* [SEGMENT DE TEXTE]:
C’est que Slayer a un truc en plus par rapport à Metallica ou Megadeth, y compris à l’époque : une solide culture générale. Il est probable qu’en dépit de leurs looks de hardos-crados Arraya, King, Lombardo et Hanneman soient infiniment plus malins que leur suiveurs… ainsi dès le départ, ils ont été puiser leurs influences en dehors du metal, associant à sa lourdeur naturelle un groove punk et une ultra-violence tout droit héritée du hardcore et plus ou moins évidente selon les époques (par exemple sur God Hates Us All). Considérer comme certains fans que Slayer est le groupe de metal par exellcence (c’est à dire : pur) relève de l’aberration, puisque c’est précisément la diversité de ses influences qui lui conféra dès le début ce son si particulier (et dont il ne s’est quasiment jamais écarté aussi, on ne peut le nier). Ajoutez à cela une imagerie satanique sulfureuse certes un peu désuète aujourd’hui (ça ferait sans doute bien marrer les gamins fans de Marilyn Manson) mais ne sombrant jamais le grotesque, et un don pour les titres de chansons en forme d’hymnes, et vous obtiendrez le cocktail gagnant qu’Overkill essaie d’obtenir depuis à peu près la même époque.

* [SEGMENT DE DONNÉES]:
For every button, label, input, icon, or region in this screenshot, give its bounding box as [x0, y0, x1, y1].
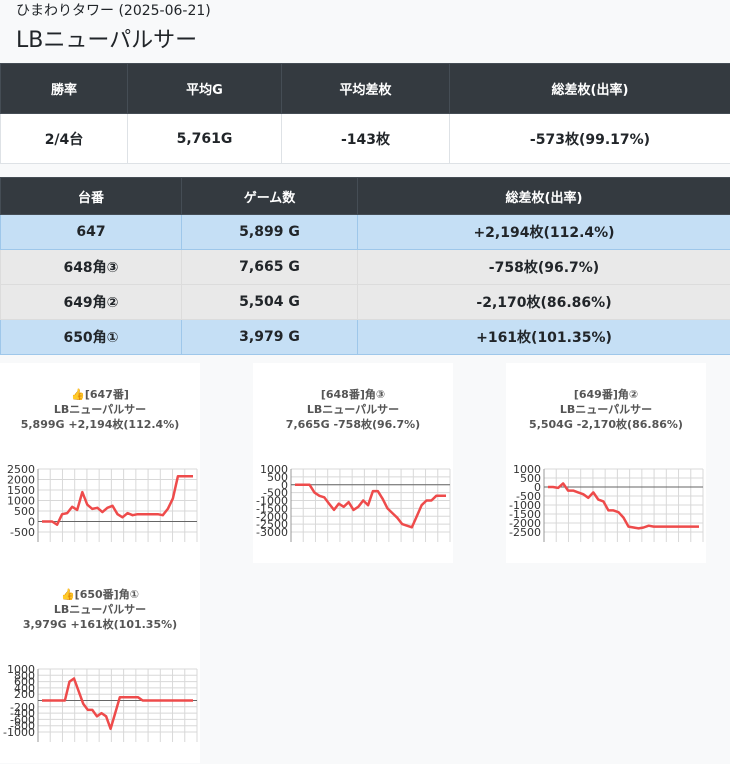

* [VOS TÂCHES]:
a. D'après le texte sur Slayer, de quel courant musical vient l'ultra-violence que le groupe associe à la lourdeur du metal ?
b. Résumez le texte sur Slayer en deux phrases.
c. Dressez la liste complète des membres de Slayer nommés dans le texte.

* [RÉPONSES PAR TÂCHE]:
a. Du hardcore.

b. Le texte prête à Slayer, contrairement à Metallica ou Megadeth, une solide culture générale qui l'a amené dès le départ à puiser ses influences hors du metal, en associant à sa lourdeur un groove punk et une ultra-violence héritée du hardcore. Il juge aberrant de tenir Slayer pour un groupe de metal pur, puisque son son particulier vient de la diversité de ses influences, auxquelles s'ajoutent une imagerie satanique et un don pour les titres en forme d'hymnes, soit le cocktail gagnant qu'Overkill tente d'obtenir.

c. Arraya, King, Lombardo, Hanneman